Leave out any pictures and transcribe all other data below exactly.

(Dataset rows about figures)
════════════════

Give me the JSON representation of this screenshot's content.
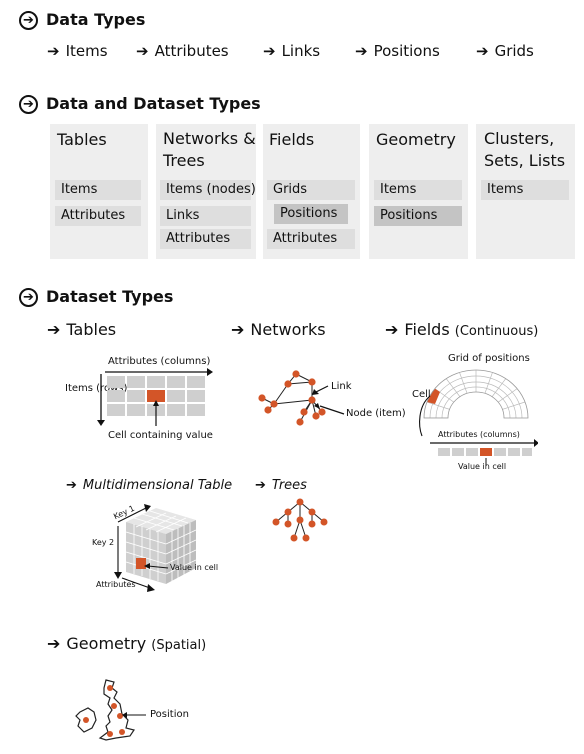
{
  "sections": {
    "data_types": {
      "title": "Data Types",
      "items": [
        "Items",
        "Attributes",
        "Links",
        "Positions",
        "Grids"
      ]
    },
    "data_and_dataset_types": {
      "title": "Data and Dataset Types",
      "columns": [
        {
          "title": "Tables",
          "cells": [
            "Items",
            "Attributes"
          ]
        },
        {
          "title": "Networks & Trees",
          "cells": [
            "Items (nodes)",
            "Links",
            "Attributes"
          ]
        },
        {
          "title": "Fields",
          "cells": [
            "Grids",
            "Positions",
            "Attributes"
          ]
        },
        {
          "title": "Geometry",
          "cells": [
            "Items",
            "Positions"
          ]
        },
        {
          "title": "Clusters, Sets, Lists",
          "cells": [
            "Items"
          ]
        }
      ]
    },
    "dataset_types": {
      "title": "Dataset Types",
      "tables": {
        "label": "Tables",
        "attributes_label": "Attributes (columns)",
        "items_label": "Items (rows)",
        "cell_label": "Cell containing value"
      },
      "networks": {
        "label": "Networks",
        "link_label": "Link",
        "node_label": "Node (item)"
      },
      "fields": {
        "label": "Fields",
        "qualifier": "(Continuous)",
        "grid_label": "Grid of positions",
        "cell_label": "Cell",
        "attributes_label": "Attributes (columns)",
        "value_label": "Value in cell"
      },
      "multidim": {
        "label": "Multidimensional Table",
        "key1": "Key 1",
        "key2": "Key 2",
        "attributes": "Attributes",
        "value": "Value in cell"
      },
      "trees": {
        "label": "Trees"
      },
      "geometry": {
        "label": "Geometry",
        "qualifier": "(Spatial)",
        "position_label": "Position"
      }
    }
  },
  "colors": {
    "accent": "#d35528",
    "panel": "#eeeeee",
    "cell": "#dedede",
    "cell_dark": "#c4c4c4"
  }
}
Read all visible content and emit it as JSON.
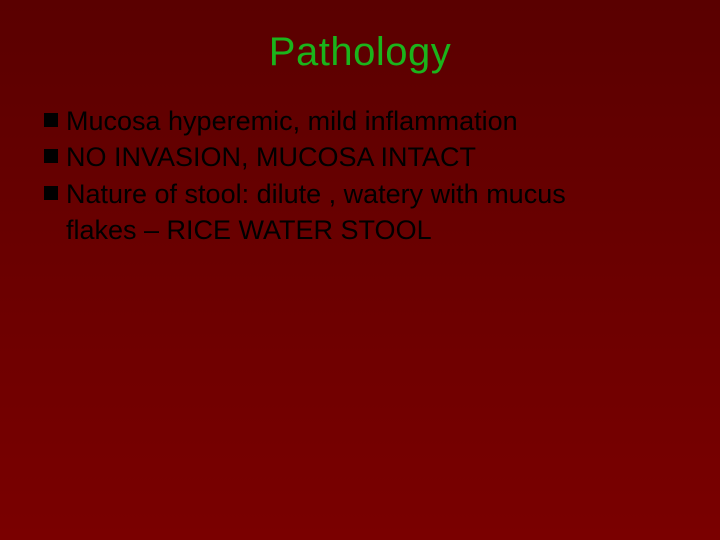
{
  "slide": {
    "title": "Pathology",
    "title_color": "#1bb41b",
    "title_fontsize": 40,
    "background_gradient": [
      "#5a0000",
      "#6b0000",
      "#7a0000"
    ],
    "bullet_color": "#000000",
    "bullet_size": 14,
    "text_color": "#000000",
    "text_fontsize": 27,
    "items": [
      {
        "text": "Mucosa hyperemic, mild inflammation"
      },
      {
        "text": "NO INVASION, MUCOSA INTACT"
      },
      {
        "text": "Nature of stool: dilute , watery with mucus"
      }
    ],
    "continuation": "flakes – RICE WATER STOOL"
  }
}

════════════════

### Written response
Give me the JSON representation of this screenshot's content.
{
  "sections": {
    "data_types": {
      "title": "Data Types",
      "items": [
        "Items",
        "Attributes",
        "Links",
        "Positions",
        "Grids"
      ]
    },
    "data_and_dataset_types": {
      "title": "Data and Dataset Types",
      "columns": [
        {
          "title": "Tables",
          "cells": [
            "Items",
            "Attributes"
          ]
        },
        {
          "title": "Networks & Trees",
          "cells": [
            "Items (nodes)",
            "Links",
            "Attributes"
          ]
        },
        {
          "title": "Fields",
          "cells": [
            "Grids",
            "Positions",
            "Attributes"
          ]
        },
        {
          "title": "Geometry",
          "cells": [
            "Items",
            "Positions"
          ]
        },
        {
          "title": "Clusters, Sets, Lists",
          "cells": [
            "Items"
          ]
        }
      ]
    },
    "dataset_types": {
      "title": "Dataset Types",
      "tables": {
        "label": "Tables",
        "attributes_label": "Attributes (columns)",
        "items_label": "Items (rows)",
        "cell_label": "Cell containing value"
      },
      "networks": {
        "label": "Networks",
        "link_label": "Link",
        "node_label": "Node (item)"
      },
      "fields": {
        "label": "Fields",
        "qualifier": "(Continuous)",
        "grid_label": "Grid of positions",
        "cell_label": "Cell",
        "attributes_label": "Attributes (columns)",
        "value_label": "Value in cell"
      },
      "multidim": {
        "label": "Multidimensional Table",
        "key1": "Key 1",
        "key2": "Key 2",
        "attributes": "Attributes",
        "value": "Value in cell"
      },
      "trees": {
        "label": "Trees"
      },
      "geometry": {
        "label": "Geometry",
        "qualifier": "(Spatial)",
        "position_label": "Position"
      }
    }
  },
  "colors": {
    "accent": "#d35528",
    "panel": "#eeeeee",
    "cell": "#dedede",
    "cell_dark": "#c4c4c4"
  }
}
Read all visible content and emit it as JSON.
{
  "slide": {
    "title": "Pathology",
    "title_color": "#1bb41b",
    "title_fontsize": 40,
    "background_gradient": [
      "#5a0000",
      "#6b0000",
      "#7a0000"
    ],
    "bullet_color": "#000000",
    "bullet_size": 14,
    "text_color": "#000000",
    "text_fontsize": 27,
    "items": [
      {
        "text": "Mucosa hyperemic, mild inflammation"
      },
      {
        "text": "NO INVASION, MUCOSA INTACT"
      },
      {
        "text": "Nature of stool: dilute , watery with mucus"
      }
    ],
    "continuation": "flakes – RICE WATER STOOL"
  }
}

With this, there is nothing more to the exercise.